>> begin INPUT ROWS

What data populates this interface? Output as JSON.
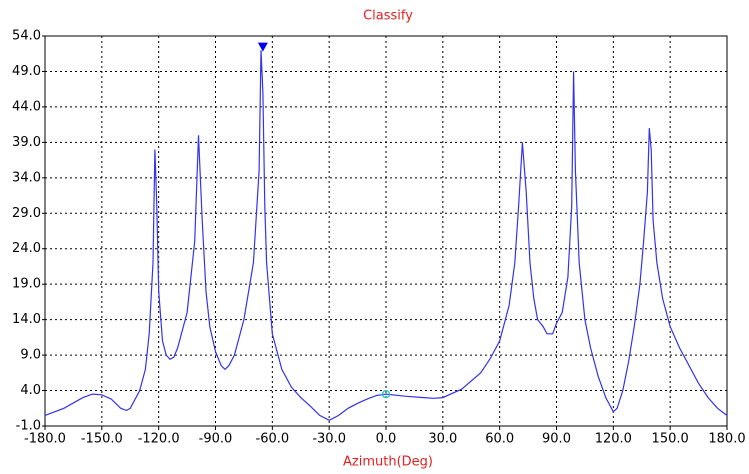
{
  "chart_data": {
    "type": "line",
    "title": "Classify",
    "x_label": "Azimuth(Deg)",
    "x": [
      -180,
      -170,
      -160,
      -155,
      -150,
      -145,
      -140,
      -137,
      -135,
      -130,
      -127,
      -125,
      -123,
      -122,
      -121,
      -120,
      -118,
      -116,
      -114,
      -112,
      -110,
      -105,
      -101,
      -99,
      -97,
      -95,
      -93,
      -90,
      -87,
      -85,
      -83,
      -80,
      -75,
      -70,
      -67,
      -66,
      -65,
      -64,
      -63,
      -60,
      -55,
      -50,
      -45,
      -40,
      -35,
      -30,
      -25,
      -20,
      -15,
      -10,
      -5,
      0,
      10,
      20,
      25,
      30,
      40,
      50,
      55,
      60,
      65,
      68,
      70,
      72,
      74,
      76,
      78,
      80,
      83,
      85,
      88,
      90,
      93,
      96,
      98,
      99,
      100,
      102,
      105,
      108,
      112,
      116,
      120,
      122,
      125,
      128,
      131,
      134,
      136,
      138,
      139,
      140,
      141,
      143,
      146,
      150,
      155,
      160,
      165,
      170,
      175,
      180
    ],
    "series": [
      {
        "name": "Classify",
        "color": "#3333ee",
        "values": [
          0.5,
          1.5,
          3.0,
          3.5,
          3.4,
          2.8,
          1.5,
          1.2,
          1.5,
          4,
          7,
          12,
          22,
          38,
          30,
          18,
          11,
          9,
          8.4,
          8.7,
          10,
          15,
          25,
          40,
          28,
          18,
          13,
          9.5,
          7.5,
          7,
          7.5,
          9,
          14,
          22,
          35,
          52,
          46,
          30,
          22,
          12,
          7,
          4.5,
          3,
          1.8,
          0.5,
          -0.2,
          0.5,
          1.5,
          2.2,
          2.8,
          3.3,
          3.5,
          3.2,
          3,
          2.9,
          3,
          4.2,
          6.5,
          8.5,
          11,
          16,
          22,
          30,
          39,
          32,
          22,
          17,
          14,
          13,
          12,
          12,
          13.5,
          15,
          20,
          30,
          49,
          35,
          22,
          14,
          10,
          6,
          3,
          1,
          1.5,
          4,
          8,
          13,
          19,
          25,
          32,
          41,
          38,
          28,
          22,
          17,
          13,
          10,
          7.5,
          5,
          3,
          1.5,
          0.5
        ]
      }
    ],
    "markers": [
      {
        "x": -65,
        "y": 52.5,
        "color": "#0000ee"
      },
      {
        "x": 0,
        "y": 3.5,
        "color": "#33cccc"
      }
    ],
    "xlim": [
      -180,
      180
    ],
    "xticks": [
      {
        "value": -180,
        "label": "-180.0"
      },
      {
        "value": -150,
        "label": "-150.0"
      },
      {
        "value": -120,
        "label": "-120.0"
      },
      {
        "value": -90,
        "label": "-90.0"
      },
      {
        "value": -60,
        "label": "-60.0"
      },
      {
        "value": -30,
        "label": "-30.0"
      },
      {
        "value": 0,
        "label": "0.0"
      },
      {
        "value": 30,
        "label": "30.0"
      },
      {
        "value": 60,
        "label": "60.0"
      },
      {
        "value": 90,
        "label": "90.0"
      },
      {
        "value": 120,
        "label": "120.0"
      },
      {
        "value": 150,
        "label": "150.0"
      },
      {
        "value": 180,
        "label": "180.0"
      }
    ],
    "ylim": [
      -1,
      54
    ],
    "yticks": [
      {
        "value": -1,
        "label": "-1.0"
      },
      {
        "value": 4,
        "label": "4.0"
      },
      {
        "value": 9,
        "label": "9.0"
      },
      {
        "value": 14,
        "label": "14.0"
      },
      {
        "value": 19,
        "label": "19.0"
      },
      {
        "value": 24,
        "label": "24.0"
      },
      {
        "value": 29,
        "label": "29.0"
      },
      {
        "value": 34,
        "label": "34.0"
      },
      {
        "value": 39,
        "label": "39.0"
      },
      {
        "value": 44,
        "label": "44.0"
      },
      {
        "value": 49,
        "label": "49.0"
      },
      {
        "value": 54,
        "label": "54.0"
      }
    ],
    "grid": true
  }
}
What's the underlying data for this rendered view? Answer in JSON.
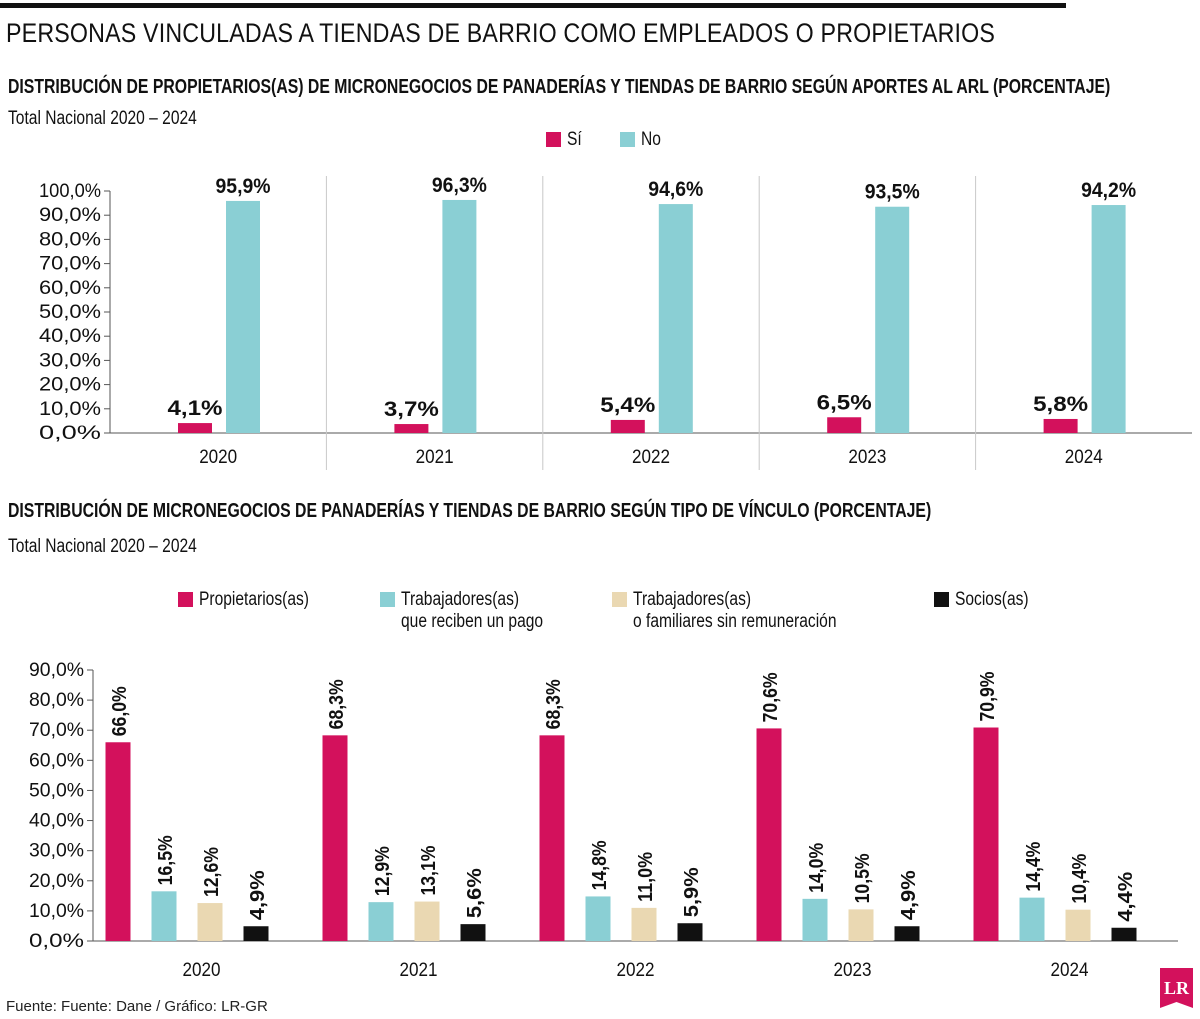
{
  "title": "PERSONAS VINCULADAS A TIENDAS DE BARRIO COMO EMPLEADOS O PROPIETARIOS",
  "source": "Fuente: Fuente: Dane / Gráfico: LR-GR",
  "logo": "LR",
  "colors": {
    "pink": "#d3115c",
    "cyan": "#8acfd4",
    "beige": "#ead8b2",
    "black": "#111111"
  },
  "chart_data": [
    {
      "type": "bar",
      "title": "DISTRIBUCIÓN DE PROPIETARIOS(AS) DE MICRONEGOCIOS DE PANADERÍAS Y TIENDAS DE BARRIO SEGÚN APORTES AL ARL (PORCENTAJE)",
      "subtitle": "Total Nacional 2020 – 2024",
      "categories": [
        "2020",
        "2021",
        "2022",
        "2023",
        "2024"
      ],
      "series": [
        {
          "name": "Sí",
          "color": "#d3115c",
          "values": [
            4.1,
            3.7,
            5.4,
            6.5,
            5.8
          ],
          "labels": [
            "4,1%",
            "3,7%",
            "5,4%",
            "6,5%",
            "5,8%"
          ]
        },
        {
          "name": "No",
          "color": "#8acfd4",
          "values": [
            95.9,
            96.3,
            94.6,
            93.5,
            94.2
          ],
          "labels": [
            "95,9%",
            "96,3%",
            "94,6%",
            "93,5%",
            "94,2%"
          ]
        }
      ],
      "yticks": [
        "0,0%",
        "10,0%",
        "20,0%",
        "30,0%",
        "40,0%",
        "50,0%",
        "60,0%",
        "70,0%",
        "80,0%",
        "90,0%",
        "100,0%"
      ],
      "ylim": [
        0,
        100
      ],
      "legend": "top-center",
      "grid": false
    },
    {
      "type": "bar",
      "title": "DISTRIBUCIÓN DE MICRONEGOCIOS DE PANADERÍAS Y TIENDAS DE BARRIO SEGÚN TIPO DE VÍNCULO (PORCENTAJE)",
      "subtitle": "Total Nacional 2020 – 2024",
      "categories": [
        "2020",
        "2021",
        "2022",
        "2023",
        "2024"
      ],
      "series": [
        {
          "name": "Propietarios(as)",
          "color": "#d3115c",
          "values": [
            66.0,
            68.3,
            68.3,
            70.6,
            70.9
          ],
          "labels": [
            "66,0%",
            "68,3%",
            "68,3%",
            "70,6%",
            "70,9%"
          ]
        },
        {
          "name": "Trabajadores(as)\nque reciben un pago",
          "color": "#8acfd4",
          "values": [
            16.5,
            12.9,
            14.8,
            14.0,
            14.4
          ],
          "labels": [
            "16,5%",
            "12,9%",
            "14,8%",
            "14,0%",
            "14,4%"
          ]
        },
        {
          "name": "Trabajadores(as)\no familiares sin remuneración",
          "color": "#ead8b2",
          "values": [
            12.6,
            13.1,
            11.0,
            10.5,
            10.4
          ],
          "labels": [
            "12,6%",
            "13,1%",
            "11,0%",
            "10,5%",
            "10,4%"
          ]
        },
        {
          "name": "Socios(as)",
          "color": "#111111",
          "values": [
            4.9,
            5.6,
            5.9,
            4.9,
            4.4
          ],
          "labels": [
            "4,9%",
            "5,6%",
            "5,9%",
            "4,9%",
            "4,4%"
          ]
        }
      ],
      "yticks": [
        "0,0%",
        "10,0%",
        "20,0%",
        "30,0%",
        "40,0%",
        "50,0%",
        "60,0%",
        "70,0%",
        "80,0%",
        "90,0%"
      ],
      "ylim": [
        0,
        90
      ],
      "legend": "top",
      "grid": false
    }
  ]
}
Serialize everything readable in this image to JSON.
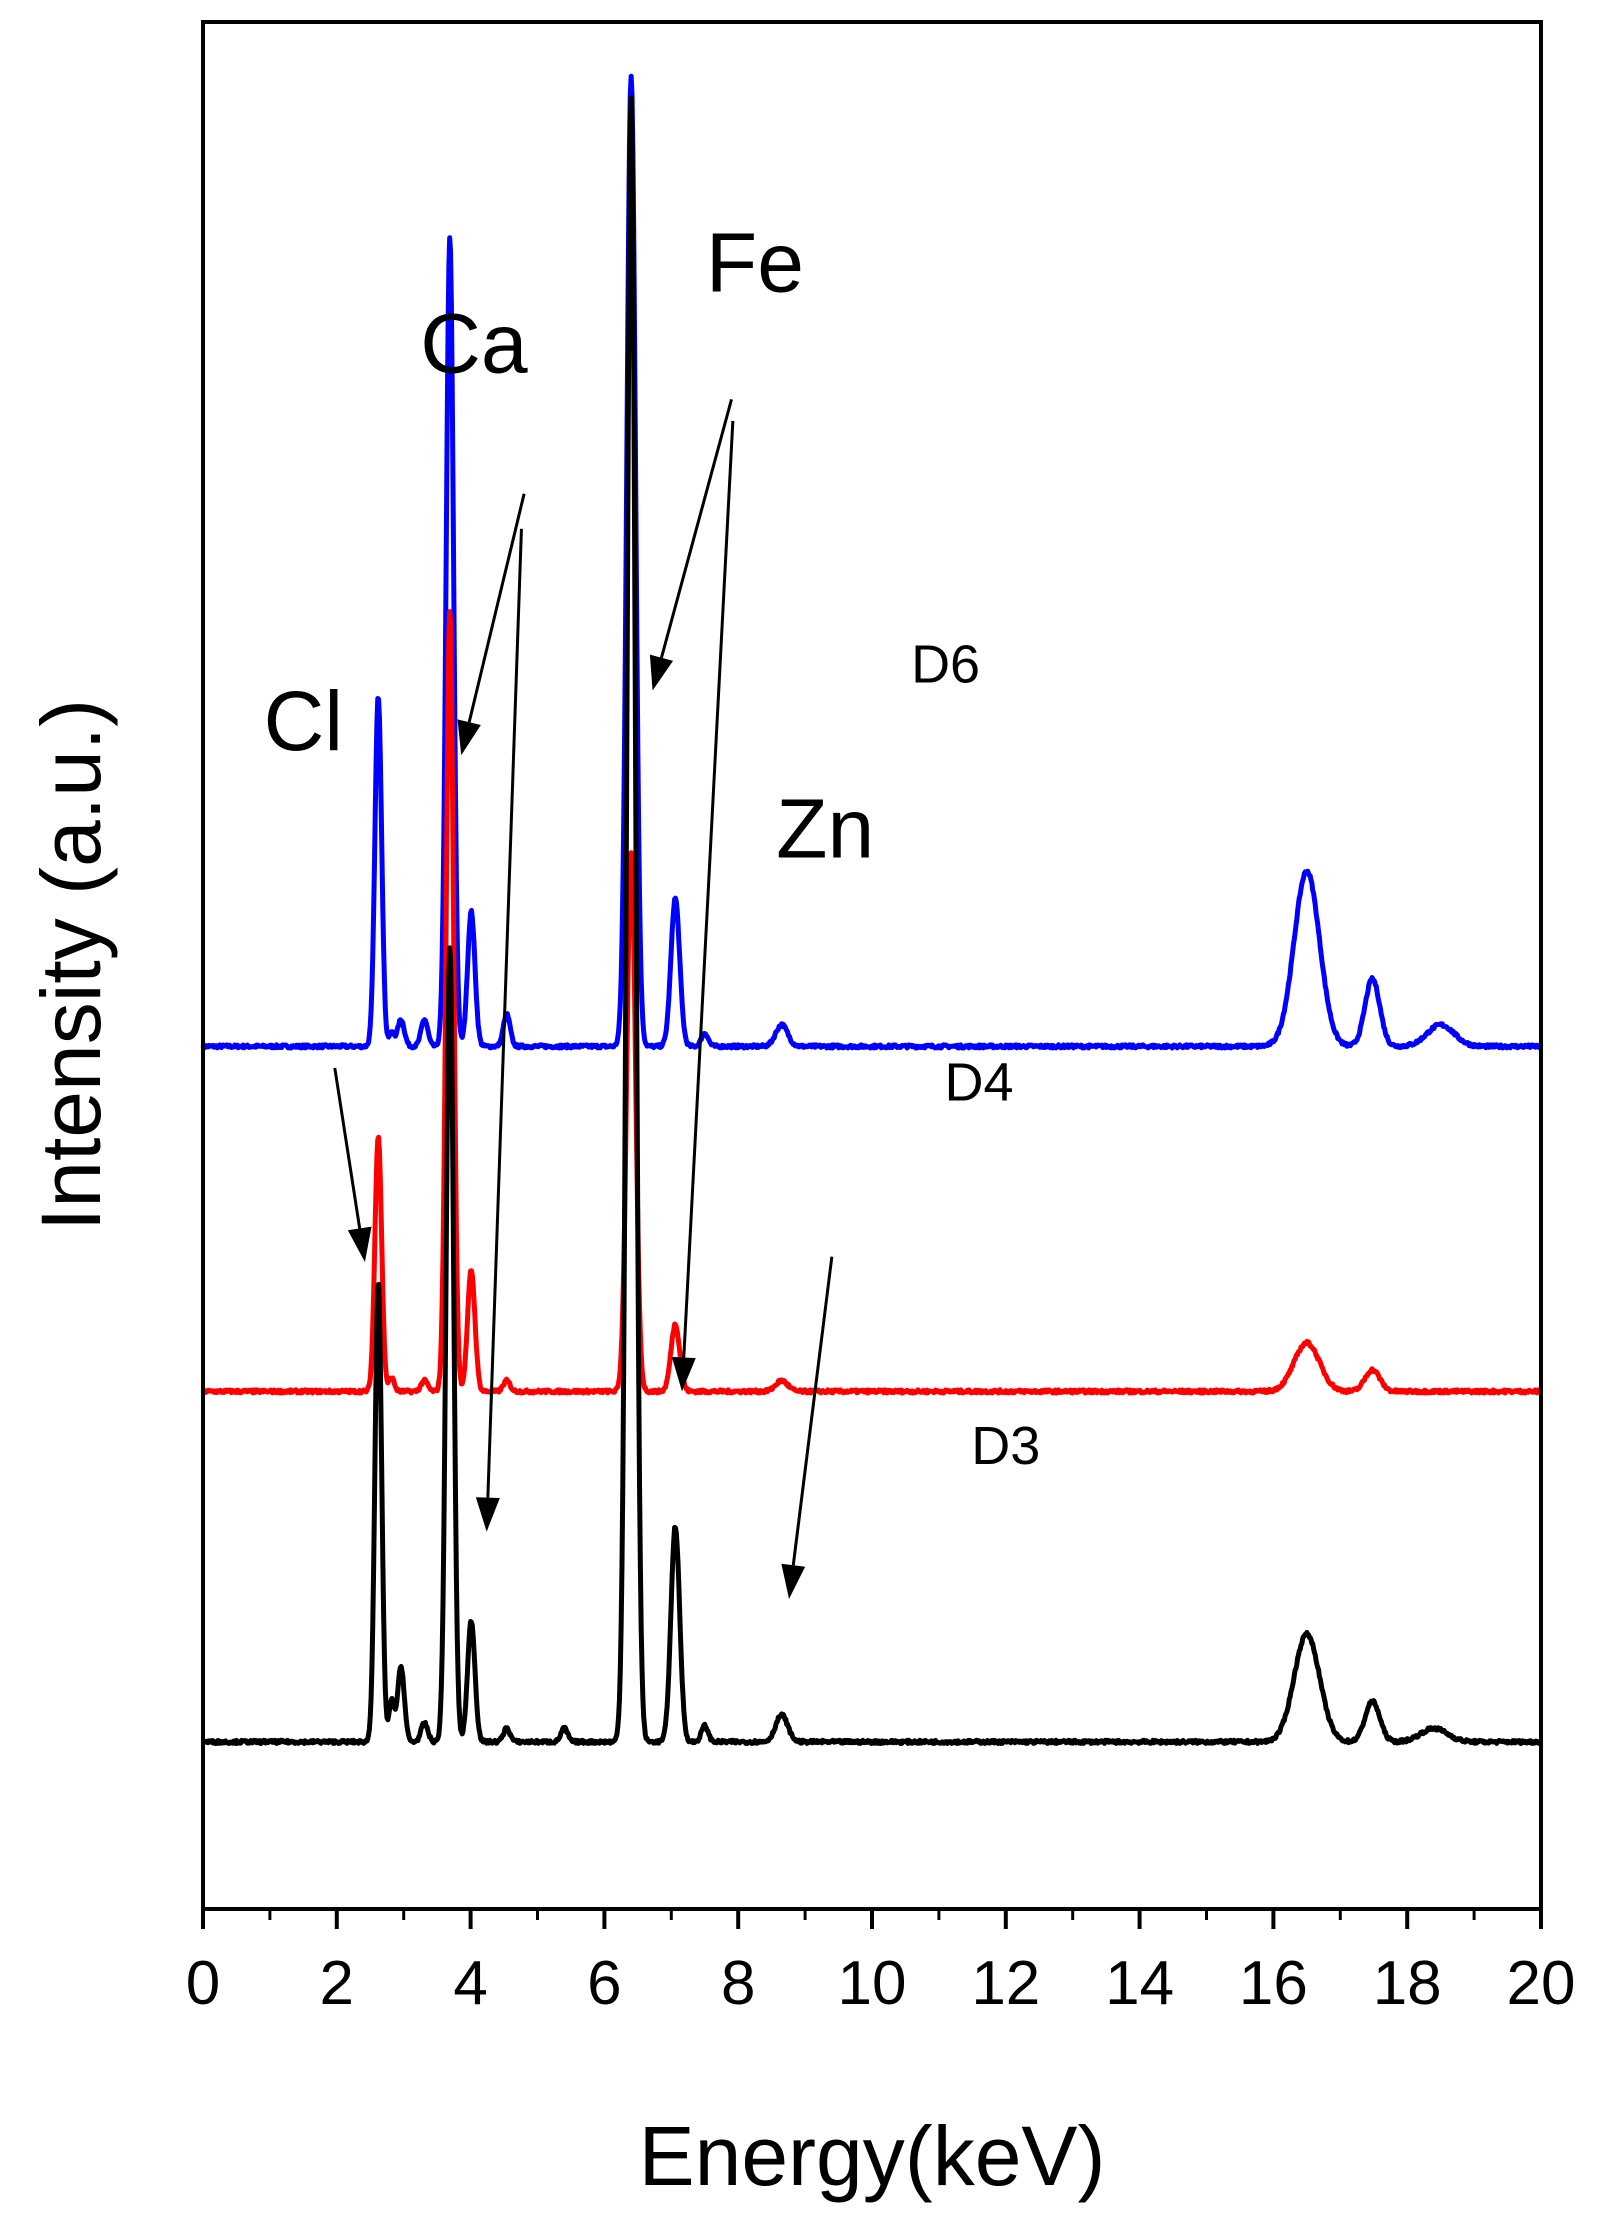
{
  "chart_data": {
    "type": "line",
    "xlabel": "Energy(keV)",
    "ylabel": "Intensity (a.u.)",
    "xlim": [
      0,
      20
    ],
    "x_ticks": [
      0,
      2,
      4,
      6,
      8,
      10,
      12,
      14,
      16,
      18,
      20
    ],
    "x_tick_labels": [
      "0",
      "2",
      "4",
      "6",
      "8",
      "10",
      "12",
      "14",
      "16",
      "18",
      "20"
    ],
    "y_ticks_shown": false,
    "grid": false,
    "legend": "none",
    "series": [
      {
        "name": "D6",
        "color": "#0000ff",
        "baseline": 2.2,
        "peaks": [
          {
            "x": 2.62,
            "h": 1.3,
            "w": 0.05
          },
          {
            "x": 2.82,
            "h": 0.05,
            "w": 0.04
          },
          {
            "x": 2.96,
            "h": 0.1,
            "w": 0.05
          },
          {
            "x": 3.31,
            "h": 0.1,
            "w": 0.05
          },
          {
            "x": 3.69,
            "h": 3.0,
            "w": 0.055
          },
          {
            "x": 4.01,
            "h": 0.5,
            "w": 0.055
          },
          {
            "x": 4.54,
            "h": 0.12,
            "w": 0.05
          },
          {
            "x": 6.4,
            "h": 3.6,
            "w": 0.065
          },
          {
            "x": 7.06,
            "h": 0.55,
            "w": 0.065
          },
          {
            "x": 7.5,
            "h": 0.05,
            "w": 0.05
          },
          {
            "x": 8.65,
            "h": 0.08,
            "w": 0.09
          },
          {
            "x": 16.5,
            "h": 0.65,
            "w": 0.19
          },
          {
            "x": 17.48,
            "h": 0.25,
            "w": 0.11
          },
          {
            "x": 18.5,
            "h": 0.08,
            "w": 0.2
          }
        ]
      },
      {
        "name": "D4",
        "color": "#ff0000",
        "baseline": 0.92,
        "peaks": [
          {
            "x": 2.62,
            "h": 0.95,
            "w": 0.05
          },
          {
            "x": 2.82,
            "h": 0.05,
            "w": 0.04
          },
          {
            "x": 3.31,
            "h": 0.04,
            "w": 0.05
          },
          {
            "x": 3.69,
            "h": 2.9,
            "w": 0.055
          },
          {
            "x": 4.01,
            "h": 0.45,
            "w": 0.055
          },
          {
            "x": 4.54,
            "h": 0.04,
            "w": 0.05
          },
          {
            "x": 6.4,
            "h": 2.0,
            "w": 0.065
          },
          {
            "x": 7.06,
            "h": 0.25,
            "w": 0.065
          },
          {
            "x": 8.65,
            "h": 0.04,
            "w": 0.09
          },
          {
            "x": 16.5,
            "h": 0.18,
            "w": 0.19
          },
          {
            "x": 17.48,
            "h": 0.08,
            "w": 0.11
          }
        ]
      },
      {
        "name": "D3",
        "color": "#000000",
        "baseline": -0.38,
        "peaks": [
          {
            "x": 2.62,
            "h": 1.7,
            "w": 0.05
          },
          {
            "x": 2.82,
            "h": 0.15,
            "w": 0.04
          },
          {
            "x": 2.96,
            "h": 0.28,
            "w": 0.05
          },
          {
            "x": 3.31,
            "h": 0.07,
            "w": 0.05
          },
          {
            "x": 3.69,
            "h": 2.95,
            "w": 0.055
          },
          {
            "x": 4.01,
            "h": 0.45,
            "w": 0.055
          },
          {
            "x": 4.54,
            "h": 0.05,
            "w": 0.05
          },
          {
            "x": 5.4,
            "h": 0.05,
            "w": 0.05
          },
          {
            "x": 6.4,
            "h": 6.1,
            "w": 0.065
          },
          {
            "x": 7.06,
            "h": 0.8,
            "w": 0.065
          },
          {
            "x": 7.5,
            "h": 0.06,
            "w": 0.05
          },
          {
            "x": 8.65,
            "h": 0.1,
            "w": 0.09
          },
          {
            "x": 16.5,
            "h": 0.4,
            "w": 0.19
          },
          {
            "x": 17.48,
            "h": 0.15,
            "w": 0.11
          },
          {
            "x": 18.4,
            "h": 0.05,
            "w": 0.2
          }
        ]
      }
    ],
    "series_labels": [
      {
        "text": "D6",
        "x": 11.1,
        "y": 3.55
      },
      {
        "text": "D4",
        "x": 11.6,
        "y": 2.0
      },
      {
        "text": "D3",
        "x": 12.0,
        "y": 0.65
      }
    ],
    "element_labels": [
      {
        "text": "Cl",
        "x": 1.5,
        "y": 3.3
      },
      {
        "text": "Ca",
        "x": 4.05,
        "y": 4.7
      },
      {
        "text": "Fe",
        "x": 8.25,
        "y": 5.0
      },
      {
        "text": "Zn",
        "x": 9.3,
        "y": 2.9
      }
    ],
    "arrows": [
      {
        "from": [
          1.97,
          2.12
        ],
        "to": [
          2.42,
          1.4
        ]
      },
      {
        "from": [
          4.8,
          4.25
        ],
        "to": [
          3.86,
          3.28
        ]
      },
      {
        "from": [
          4.76,
          4.12
        ],
        "to": [
          4.24,
          0.4
        ]
      },
      {
        "from": [
          7.9,
          4.6
        ],
        "to": [
          6.72,
          3.52
        ]
      },
      {
        "from": [
          7.92,
          4.52
        ],
        "to": [
          7.16,
          0.92
        ]
      },
      {
        "from": [
          9.4,
          1.42
        ],
        "to": [
          8.76,
          0.15
        ]
      }
    ],
    "annotation_color": "#000000"
  }
}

>> end INPUT ROWS

DIRECTIONS:
Gather each line in these records that contains the string "Trabajadores".

EXERCISE RESULT:
          "name": "Trabajadores(as)\nque reciben un pago",
          "name": "Trabajadores(as)\no familiares sin remuneración",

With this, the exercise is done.